* Requirement
Express the part of the material that opens with the line containing "body-text: [62, 44, 610, 688]" and closes with the line containing "paragraph-mannitol: Д (—)" as a JSON list of strings, one string per line, with blank lines left out.

* Given information
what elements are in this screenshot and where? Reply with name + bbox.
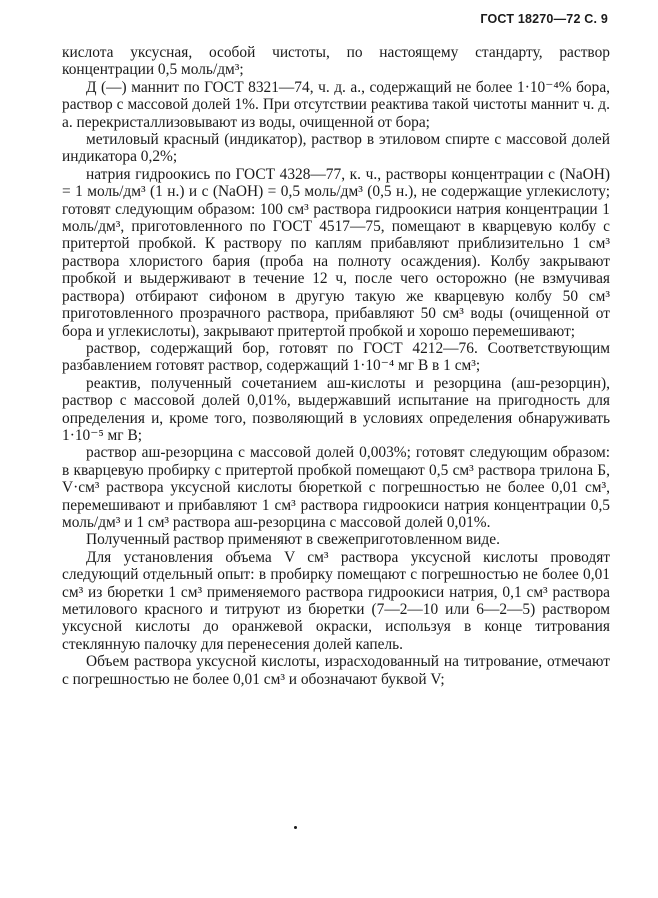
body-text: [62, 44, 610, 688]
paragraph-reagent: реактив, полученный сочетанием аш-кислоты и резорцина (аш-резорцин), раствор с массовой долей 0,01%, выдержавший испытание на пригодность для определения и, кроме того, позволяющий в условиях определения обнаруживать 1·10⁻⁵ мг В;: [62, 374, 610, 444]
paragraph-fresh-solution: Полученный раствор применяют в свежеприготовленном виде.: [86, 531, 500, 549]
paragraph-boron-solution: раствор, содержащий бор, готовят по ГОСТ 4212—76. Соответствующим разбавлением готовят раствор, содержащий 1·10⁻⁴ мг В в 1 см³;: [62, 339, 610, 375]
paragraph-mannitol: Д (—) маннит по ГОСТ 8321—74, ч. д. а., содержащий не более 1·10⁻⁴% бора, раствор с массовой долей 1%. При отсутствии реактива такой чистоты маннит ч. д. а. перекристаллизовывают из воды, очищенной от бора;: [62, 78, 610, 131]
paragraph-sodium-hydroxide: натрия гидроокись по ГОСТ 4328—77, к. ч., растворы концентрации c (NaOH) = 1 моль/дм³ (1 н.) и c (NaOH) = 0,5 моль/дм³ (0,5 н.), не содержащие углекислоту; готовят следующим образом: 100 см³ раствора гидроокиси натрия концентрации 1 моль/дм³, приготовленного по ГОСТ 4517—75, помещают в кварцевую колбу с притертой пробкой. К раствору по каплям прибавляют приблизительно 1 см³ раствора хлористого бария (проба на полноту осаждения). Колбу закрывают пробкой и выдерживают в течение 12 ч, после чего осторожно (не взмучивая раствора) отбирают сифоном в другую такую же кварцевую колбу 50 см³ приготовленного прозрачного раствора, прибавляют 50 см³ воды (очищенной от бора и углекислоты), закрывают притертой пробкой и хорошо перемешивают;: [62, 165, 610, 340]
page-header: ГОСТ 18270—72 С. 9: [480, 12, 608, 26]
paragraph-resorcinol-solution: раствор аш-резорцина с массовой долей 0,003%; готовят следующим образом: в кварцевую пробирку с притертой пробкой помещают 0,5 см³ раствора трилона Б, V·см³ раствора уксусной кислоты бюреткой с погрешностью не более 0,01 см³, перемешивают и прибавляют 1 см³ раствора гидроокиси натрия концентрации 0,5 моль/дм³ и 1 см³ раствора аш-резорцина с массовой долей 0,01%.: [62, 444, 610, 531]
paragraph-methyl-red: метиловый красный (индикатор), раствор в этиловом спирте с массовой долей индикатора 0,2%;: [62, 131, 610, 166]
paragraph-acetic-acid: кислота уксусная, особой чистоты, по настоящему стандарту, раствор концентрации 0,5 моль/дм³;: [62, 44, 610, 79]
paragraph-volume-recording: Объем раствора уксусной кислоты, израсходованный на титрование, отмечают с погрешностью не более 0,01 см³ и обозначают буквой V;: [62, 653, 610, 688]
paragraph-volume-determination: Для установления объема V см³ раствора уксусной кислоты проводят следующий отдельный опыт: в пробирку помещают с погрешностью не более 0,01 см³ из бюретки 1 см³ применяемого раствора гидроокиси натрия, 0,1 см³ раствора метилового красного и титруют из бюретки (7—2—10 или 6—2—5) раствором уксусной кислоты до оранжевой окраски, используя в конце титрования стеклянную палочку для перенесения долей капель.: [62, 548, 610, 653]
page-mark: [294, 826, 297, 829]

* Output below
[
  "body-text: [62, 44, 610, 688]",
  "paragraph-reagent: реактив, полученный сочетанием аш-кислоты и резорцина (аш-резорцин), раствор с массовой долей 0,01%, выдержавший испытание на пригодность для определения и, кроме того, позволяющий в условиях определения обнаруживать 1·10⁻⁵ мг В;: [62, 374, 610, 444]",
  "paragraph-fresh-solution: Полученный раствор применяют в свежеприготовленном виде.: [86, 531, 500, 549]",
  "paragraph-boron-solution: раствор, содержащий бор, готовят по ГОСТ 4212—76. Соответствующим разбавлением готовят раствор, содержащий 1·10⁻⁴ мг В в 1 см³;: [62, 339, 610, 375]",
  "paragraph-mannitol: Д (—) маннит по ГОСТ 8321—74, ч. д. а., содержащий не более 1·10⁻⁴% бора, раствор с массовой долей 1%. При отсутствии реактива такой чистоты маннит ч. д. а. перекристаллизовывают из воды, очищенной от бора;: [62, 78, 610, 131]"
]